TASK TO COMPLETE: Can you print every record below exactly as written?

DATA RECORDS:
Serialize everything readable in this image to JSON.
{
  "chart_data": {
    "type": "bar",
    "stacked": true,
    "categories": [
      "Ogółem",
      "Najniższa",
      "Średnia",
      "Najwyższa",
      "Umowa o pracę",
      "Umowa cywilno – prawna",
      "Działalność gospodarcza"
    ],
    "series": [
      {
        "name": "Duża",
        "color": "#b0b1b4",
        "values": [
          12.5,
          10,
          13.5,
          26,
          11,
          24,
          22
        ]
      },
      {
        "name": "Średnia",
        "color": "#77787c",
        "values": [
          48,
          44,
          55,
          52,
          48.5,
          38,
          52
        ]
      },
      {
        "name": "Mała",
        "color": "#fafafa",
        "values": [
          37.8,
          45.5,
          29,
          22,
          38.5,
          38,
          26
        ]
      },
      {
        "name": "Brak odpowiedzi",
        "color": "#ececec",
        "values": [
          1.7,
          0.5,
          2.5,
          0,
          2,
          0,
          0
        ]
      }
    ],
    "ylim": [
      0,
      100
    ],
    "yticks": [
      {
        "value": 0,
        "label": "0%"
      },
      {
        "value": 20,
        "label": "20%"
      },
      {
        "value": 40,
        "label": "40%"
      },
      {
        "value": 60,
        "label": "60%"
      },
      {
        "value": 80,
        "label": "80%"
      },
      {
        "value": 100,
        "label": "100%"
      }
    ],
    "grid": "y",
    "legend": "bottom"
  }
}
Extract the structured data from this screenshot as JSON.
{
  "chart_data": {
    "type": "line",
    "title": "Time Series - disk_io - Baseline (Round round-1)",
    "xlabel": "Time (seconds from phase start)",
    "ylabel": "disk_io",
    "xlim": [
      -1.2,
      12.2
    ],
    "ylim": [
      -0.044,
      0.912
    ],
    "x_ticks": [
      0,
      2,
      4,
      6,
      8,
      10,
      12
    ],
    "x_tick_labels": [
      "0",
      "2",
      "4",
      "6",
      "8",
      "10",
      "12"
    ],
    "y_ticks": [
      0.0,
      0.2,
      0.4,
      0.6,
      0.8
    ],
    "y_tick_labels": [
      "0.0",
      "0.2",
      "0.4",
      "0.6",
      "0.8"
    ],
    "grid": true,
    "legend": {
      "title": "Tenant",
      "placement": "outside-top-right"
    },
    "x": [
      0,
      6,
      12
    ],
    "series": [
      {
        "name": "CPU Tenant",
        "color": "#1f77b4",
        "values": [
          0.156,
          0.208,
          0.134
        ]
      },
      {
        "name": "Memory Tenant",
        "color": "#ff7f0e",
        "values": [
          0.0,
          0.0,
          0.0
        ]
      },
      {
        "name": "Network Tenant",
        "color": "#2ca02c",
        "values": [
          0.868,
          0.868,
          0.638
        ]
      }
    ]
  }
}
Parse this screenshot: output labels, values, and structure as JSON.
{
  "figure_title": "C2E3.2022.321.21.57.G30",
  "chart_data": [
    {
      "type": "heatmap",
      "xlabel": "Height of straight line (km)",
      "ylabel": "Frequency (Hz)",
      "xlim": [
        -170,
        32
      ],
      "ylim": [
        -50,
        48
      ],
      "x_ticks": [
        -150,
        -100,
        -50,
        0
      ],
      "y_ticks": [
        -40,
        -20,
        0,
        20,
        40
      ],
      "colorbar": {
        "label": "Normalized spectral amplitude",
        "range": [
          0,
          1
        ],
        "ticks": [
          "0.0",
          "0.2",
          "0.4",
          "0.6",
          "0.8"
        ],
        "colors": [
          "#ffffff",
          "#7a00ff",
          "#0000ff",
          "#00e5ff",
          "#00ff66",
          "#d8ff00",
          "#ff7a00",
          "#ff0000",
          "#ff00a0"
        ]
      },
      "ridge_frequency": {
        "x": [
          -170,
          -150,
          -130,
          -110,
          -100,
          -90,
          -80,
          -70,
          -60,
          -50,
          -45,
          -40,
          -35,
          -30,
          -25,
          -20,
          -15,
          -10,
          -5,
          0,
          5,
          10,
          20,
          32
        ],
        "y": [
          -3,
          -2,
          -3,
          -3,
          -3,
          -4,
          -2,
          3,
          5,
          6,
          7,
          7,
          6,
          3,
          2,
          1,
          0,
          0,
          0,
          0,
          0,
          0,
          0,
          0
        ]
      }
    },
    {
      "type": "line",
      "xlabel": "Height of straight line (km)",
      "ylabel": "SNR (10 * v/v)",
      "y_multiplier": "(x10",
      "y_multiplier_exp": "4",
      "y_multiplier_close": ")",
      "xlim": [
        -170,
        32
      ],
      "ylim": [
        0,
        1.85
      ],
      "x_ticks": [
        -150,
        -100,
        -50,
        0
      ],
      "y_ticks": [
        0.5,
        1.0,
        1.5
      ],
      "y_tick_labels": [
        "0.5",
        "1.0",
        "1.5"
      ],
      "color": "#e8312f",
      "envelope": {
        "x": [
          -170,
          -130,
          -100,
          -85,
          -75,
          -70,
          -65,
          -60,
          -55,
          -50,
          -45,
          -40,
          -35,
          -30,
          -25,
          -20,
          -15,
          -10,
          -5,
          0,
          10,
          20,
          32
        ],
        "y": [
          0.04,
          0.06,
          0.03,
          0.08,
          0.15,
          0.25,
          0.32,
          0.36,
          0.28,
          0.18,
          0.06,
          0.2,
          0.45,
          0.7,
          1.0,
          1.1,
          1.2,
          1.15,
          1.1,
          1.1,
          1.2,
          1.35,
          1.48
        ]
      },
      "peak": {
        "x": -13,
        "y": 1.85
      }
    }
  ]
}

RESPONSE:
Serialize everything readable in this image to JSON.
{
  "chart_data": {
    "type": "bar",
    "stacked": true,
    "categories": [
      "Ogółem",
      "Najniższa",
      "Średnia",
      "Najwyższa",
      "Umowa o pracę",
      "Umowa cywilno – prawna",
      "Działalność gospodarcza"
    ],
    "series": [
      {
        "name": "Duża",
        "color": "#b0b1b4",
        "values": [
          12.5,
          10,
          13.5,
          26,
          11,
          24,
          22
        ]
      },
      {
        "name": "Średnia",
        "color": "#77787c",
        "values": [
          48,
          44,
          55,
          52,
          48.5,
          38,
          52
        ]
      },
      {
        "name": "Mała",
        "color": "#fafafa",
        "values": [
          37.8,
          45.5,
          29,
          22,
          38.5,
          38,
          26
        ]
      },
      {
        "name": "Brak odpowiedzi",
        "color": "#ececec",
        "values": [
          1.7,
          0.5,
          2.5,
          0,
          2,
          0,
          0
        ]
      }
    ],
    "ylim": [
      0,
      100
    ],
    "yticks": [
      {
        "value": 0,
        "label": "0%"
      },
      {
        "value": 20,
        "label": "20%"
      },
      {
        "value": 40,
        "label": "40%"
      },
      {
        "value": 60,
        "label": "60%"
      },
      {
        "value": 80,
        "label": "80%"
      },
      {
        "value": 100,
        "label": "100%"
      }
    ],
    "grid": "y",
    "legend": "bottom"
  }
}
Extract the structured data from this screenshot as JSON.
{
  "chart_data": {
    "type": "line",
    "title": "Time Series - disk_io - Baseline (Round round-1)",
    "xlabel": "Time (seconds from phase start)",
    "ylabel": "disk_io",
    "xlim": [
      -1.2,
      12.2
    ],
    "ylim": [
      -0.044,
      0.912
    ],
    "x_ticks": [
      0,
      2,
      4,
      6,
      8,
      10,
      12
    ],
    "x_tick_labels": [
      "0",
      "2",
      "4",
      "6",
      "8",
      "10",
      "12"
    ],
    "y_ticks": [
      0.0,
      0.2,
      0.4,
      0.6,
      0.8
    ],
    "y_tick_labels": [
      "0.0",
      "0.2",
      "0.4",
      "0.6",
      "0.8"
    ],
    "grid": true,
    "legend": {
      "title": "Tenant",
      "placement": "outside-top-right"
    },
    "x": [
      0,
      6,
      12
    ],
    "series": [
      {
        "name": "CPU Tenant",
        "color": "#1f77b4",
        "values": [
          0.156,
          0.208,
          0.134
        ]
      },
      {
        "name": "Memory Tenant",
        "color": "#ff7f0e",
        "values": [
          0.0,
          0.0,
          0.0
        ]
      },
      {
        "name": "Network Tenant",
        "color": "#2ca02c",
        "values": [
          0.868,
          0.868,
          0.638
        ]
      }
    ]
  }
}
Parse this screenshot: output labels, values, and structure as JSON.
{
  "figure_title": "C2E3.2022.321.21.57.G30",
  "chart_data": [
    {
      "type": "heatmap",
      "xlabel": "Height of straight line (km)",
      "ylabel": "Frequency (Hz)",
      "xlim": [
        -170,
        32
      ],
      "ylim": [
        -50,
        48
      ],
      "x_ticks": [
        -150,
        -100,
        -50,
        0
      ],
      "y_ticks": [
        -40,
        -20,
        0,
        20,
        40
      ],
      "colorbar": {
        "label": "Normalized spectral amplitude",
        "range": [
          0,
          1
        ],
        "ticks": [
          "0.0",
          "0.2",
          "0.4",
          "0.6",
          "0.8"
        ],
        "colors": [
          "#ffffff",
          "#7a00ff",
          "#0000ff",
          "#00e5ff",
          "#00ff66",
          "#d8ff00",
          "#ff7a00",
          "#ff0000",
          "#ff00a0"
        ]
      },
      "ridge_frequency": {
        "x": [
          -170,
          -150,
          -130,
          -110,
          -100,
          -90,
          -80,
          -70,
          -60,
          -50,
          -45,
          -40,
          -35,
          -30,
          -25,
          -20,
          -15,
          -10,
          -5,
          0,
          5,
          10,
          20,
          32
        ],
        "y": [
          -3,
          -2,
          -3,
          -3,
          -3,
          -4,
          -2,
          3,
          5,
          6,
          7,
          7,
          6,
          3,
          2,
          1,
          0,
          0,
          0,
          0,
          0,
          0,
          0,
          0
        ]
      }
    },
    {
      "type": "line",
      "xlabel": "Height of straight line (km)",
      "ylabel": "SNR (10 * v/v)",
      "y_multiplier": "(x10",
      "y_multiplier_exp": "4",
      "y_multiplier_close": ")",
      "xlim": [
        -170,
        32
      ],
      "ylim": [
        0,
        1.85
      ],
      "x_ticks": [
        -150,
        -100,
        -50,
        0
      ],
      "y_ticks": [
        0.5,
        1.0,
        1.5
      ],
      "y_tick_labels": [
        "0.5",
        "1.0",
        "1.5"
      ],
      "color": "#e8312f",
      "envelope": {
        "x": [
          -170,
          -130,
          -100,
          -85,
          -75,
          -70,
          -65,
          -60,
          -55,
          -50,
          -45,
          -40,
          -35,
          -30,
          -25,
          -20,
          -15,
          -10,
          -5,
          0,
          10,
          20,
          32
        ],
        "y": [
          0.04,
          0.06,
          0.03,
          0.08,
          0.15,
          0.25,
          0.32,
          0.36,
          0.28,
          0.18,
          0.06,
          0.2,
          0.45,
          0.7,
          1.0,
          1.1,
          1.2,
          1.15,
          1.1,
          1.1,
          1.2,
          1.35,
          1.48
        ]
      },
      "peak": {
        "x": -13,
        "y": 1.85
      }
    }
  ]
}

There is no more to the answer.